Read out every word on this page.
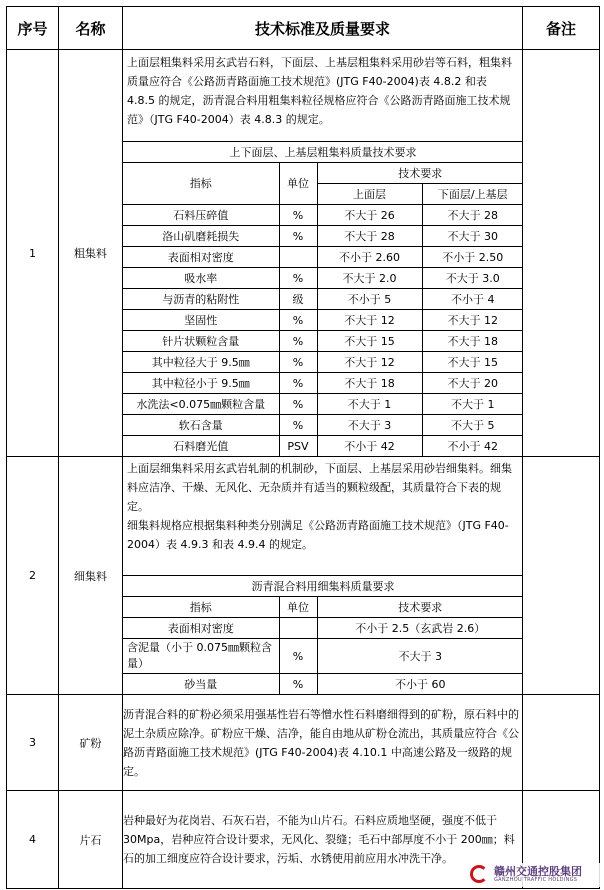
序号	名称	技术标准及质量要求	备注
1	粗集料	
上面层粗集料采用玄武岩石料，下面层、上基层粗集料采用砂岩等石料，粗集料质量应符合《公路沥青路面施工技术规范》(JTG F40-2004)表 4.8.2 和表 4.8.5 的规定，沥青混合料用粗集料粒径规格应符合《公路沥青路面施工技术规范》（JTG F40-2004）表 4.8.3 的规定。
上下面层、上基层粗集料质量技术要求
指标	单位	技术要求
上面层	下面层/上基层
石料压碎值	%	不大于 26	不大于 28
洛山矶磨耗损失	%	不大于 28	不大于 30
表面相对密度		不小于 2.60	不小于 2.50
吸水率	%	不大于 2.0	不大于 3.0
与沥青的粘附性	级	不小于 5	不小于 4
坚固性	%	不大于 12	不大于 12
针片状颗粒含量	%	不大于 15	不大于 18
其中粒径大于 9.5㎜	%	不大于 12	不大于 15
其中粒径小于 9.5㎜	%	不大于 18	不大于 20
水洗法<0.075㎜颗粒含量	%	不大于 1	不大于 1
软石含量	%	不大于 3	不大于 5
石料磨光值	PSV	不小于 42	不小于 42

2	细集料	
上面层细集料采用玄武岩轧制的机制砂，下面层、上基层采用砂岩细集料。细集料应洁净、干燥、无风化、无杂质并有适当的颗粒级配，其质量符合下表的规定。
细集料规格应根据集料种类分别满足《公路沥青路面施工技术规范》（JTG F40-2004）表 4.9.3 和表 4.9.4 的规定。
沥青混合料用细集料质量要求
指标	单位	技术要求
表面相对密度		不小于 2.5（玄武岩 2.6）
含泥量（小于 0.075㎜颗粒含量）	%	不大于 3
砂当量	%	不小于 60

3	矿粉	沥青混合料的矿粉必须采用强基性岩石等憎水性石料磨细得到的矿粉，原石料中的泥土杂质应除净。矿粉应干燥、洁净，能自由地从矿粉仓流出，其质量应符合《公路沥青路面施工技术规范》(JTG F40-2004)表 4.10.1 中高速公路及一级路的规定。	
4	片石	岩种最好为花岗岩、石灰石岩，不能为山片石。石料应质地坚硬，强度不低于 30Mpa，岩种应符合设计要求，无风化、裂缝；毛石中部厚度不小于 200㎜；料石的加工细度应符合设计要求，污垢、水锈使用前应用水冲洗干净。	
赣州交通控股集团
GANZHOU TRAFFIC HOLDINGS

━━━

● What is needed:
Work through the records line by line and tally those with the word "公路沥青路面施工技术规范". Report only the total.

● Answer to this exercise:
3